● Given task
Read through the data and report every line in which the word "price" occurs.

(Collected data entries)
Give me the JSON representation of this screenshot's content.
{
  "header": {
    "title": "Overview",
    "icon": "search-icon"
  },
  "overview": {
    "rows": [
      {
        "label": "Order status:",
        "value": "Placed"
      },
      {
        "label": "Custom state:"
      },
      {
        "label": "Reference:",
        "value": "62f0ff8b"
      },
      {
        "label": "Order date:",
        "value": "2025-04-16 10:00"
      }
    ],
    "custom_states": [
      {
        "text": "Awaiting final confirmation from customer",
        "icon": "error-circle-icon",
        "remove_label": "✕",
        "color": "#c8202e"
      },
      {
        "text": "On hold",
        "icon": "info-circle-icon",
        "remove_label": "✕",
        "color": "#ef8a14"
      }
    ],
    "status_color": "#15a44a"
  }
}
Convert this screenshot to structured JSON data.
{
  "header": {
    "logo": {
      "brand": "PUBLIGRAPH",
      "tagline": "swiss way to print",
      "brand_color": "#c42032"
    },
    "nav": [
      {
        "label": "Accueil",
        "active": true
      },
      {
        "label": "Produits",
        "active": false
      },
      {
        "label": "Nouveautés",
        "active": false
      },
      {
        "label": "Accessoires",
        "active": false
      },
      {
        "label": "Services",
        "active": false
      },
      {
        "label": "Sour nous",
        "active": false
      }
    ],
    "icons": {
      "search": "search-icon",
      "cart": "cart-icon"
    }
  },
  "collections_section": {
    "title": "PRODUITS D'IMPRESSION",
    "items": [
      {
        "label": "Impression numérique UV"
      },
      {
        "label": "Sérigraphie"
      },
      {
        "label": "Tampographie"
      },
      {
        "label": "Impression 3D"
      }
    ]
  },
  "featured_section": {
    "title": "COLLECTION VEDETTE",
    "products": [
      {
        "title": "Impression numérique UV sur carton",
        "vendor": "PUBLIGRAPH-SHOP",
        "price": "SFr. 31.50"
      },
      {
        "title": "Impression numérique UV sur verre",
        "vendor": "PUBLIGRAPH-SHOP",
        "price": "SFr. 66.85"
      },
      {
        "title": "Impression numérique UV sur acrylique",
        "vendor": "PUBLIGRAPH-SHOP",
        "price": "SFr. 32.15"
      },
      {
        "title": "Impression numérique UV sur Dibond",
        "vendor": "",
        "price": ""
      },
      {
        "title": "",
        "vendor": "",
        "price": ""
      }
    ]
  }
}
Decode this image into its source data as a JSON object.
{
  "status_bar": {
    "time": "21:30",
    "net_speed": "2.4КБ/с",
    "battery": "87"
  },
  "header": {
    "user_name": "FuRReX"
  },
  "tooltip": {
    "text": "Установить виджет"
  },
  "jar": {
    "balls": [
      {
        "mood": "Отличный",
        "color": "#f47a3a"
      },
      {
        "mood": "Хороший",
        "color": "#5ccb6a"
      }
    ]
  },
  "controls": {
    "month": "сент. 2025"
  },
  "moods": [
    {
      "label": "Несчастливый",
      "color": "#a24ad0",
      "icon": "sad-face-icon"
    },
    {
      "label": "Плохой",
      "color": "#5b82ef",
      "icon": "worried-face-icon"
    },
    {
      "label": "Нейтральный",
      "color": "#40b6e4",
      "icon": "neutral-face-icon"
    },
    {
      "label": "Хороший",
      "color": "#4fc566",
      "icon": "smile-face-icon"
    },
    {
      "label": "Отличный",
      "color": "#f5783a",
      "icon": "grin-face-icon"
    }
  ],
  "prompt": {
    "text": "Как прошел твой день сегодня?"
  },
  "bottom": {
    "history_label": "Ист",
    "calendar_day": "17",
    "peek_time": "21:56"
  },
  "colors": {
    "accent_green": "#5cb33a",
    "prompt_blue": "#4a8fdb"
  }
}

● Task solution
        "price": "SFr. 31.50"
        "price": "SFr. 66.85"
        "price": "SFr. 32.15"
        "price": ""
        "price": ""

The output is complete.